Aim of the exercise -> Identify each line holding the string "color" and copy it.

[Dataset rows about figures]
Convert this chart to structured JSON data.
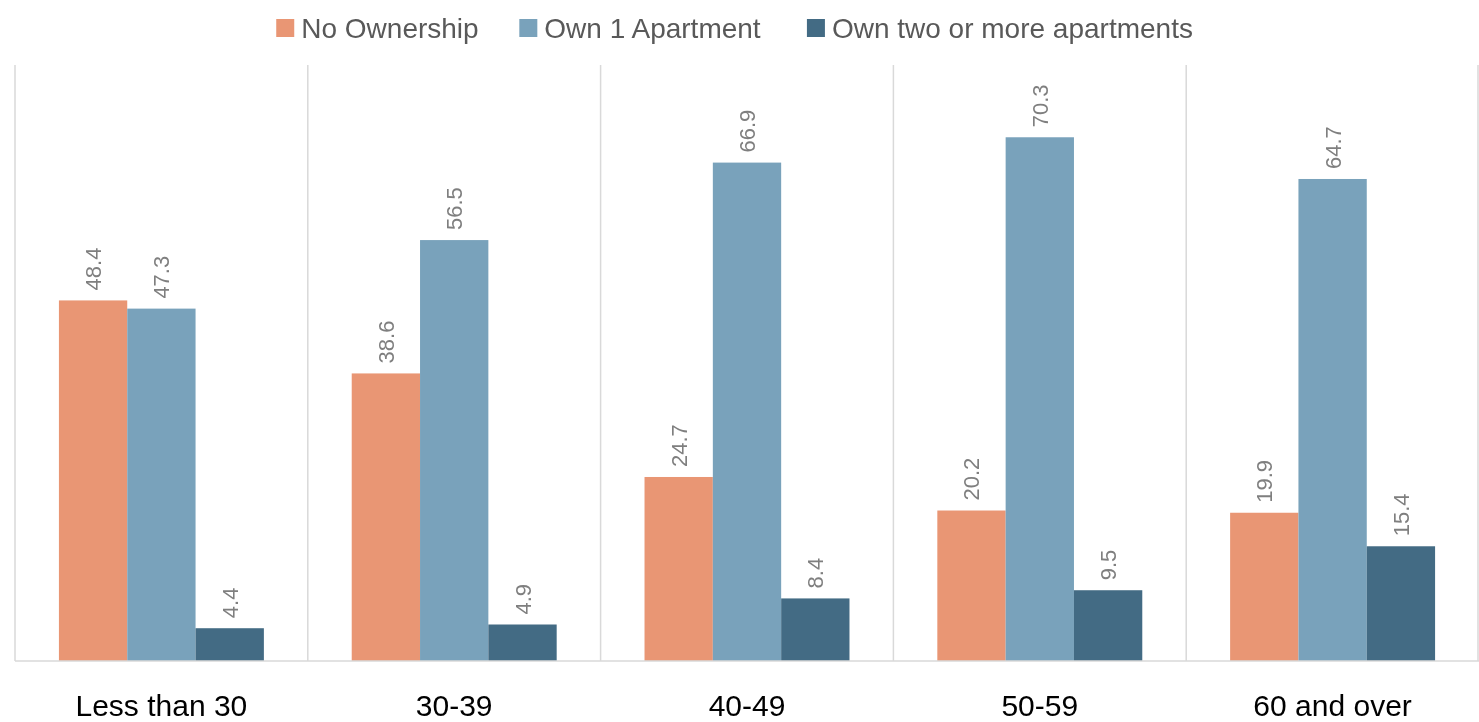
{
  "chart_data": {
    "type": "bar",
    "categories": [
      "Less than 30",
      "30-39",
      "40-49",
      "50-59",
      "60 and over"
    ],
    "series": [
      {
        "name": "No Ownership",
        "color": "#e99674",
        "values": [
          48.4,
          38.6,
          24.7,
          20.2,
          19.9
        ]
      },
      {
        "name": "Own 1 Apartment",
        "color": "#79a2bb",
        "values": [
          47.3,
          56.5,
          66.9,
          70.3,
          64.7
        ]
      },
      {
        "name": "Own two or more apartments",
        "color": "#436b84",
        "values": [
          4.4,
          4.9,
          8.4,
          9.5,
          15.4
        ]
      }
    ],
    "ylim": [
      0,
      80
    ],
    "data_labels": true,
    "legend": "top",
    "grid": "x",
    "tick_labels": "x"
  }
}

Response below ->
        "color": "#e99674",
        "color": "#79a2bb",
        "color": "#436b84",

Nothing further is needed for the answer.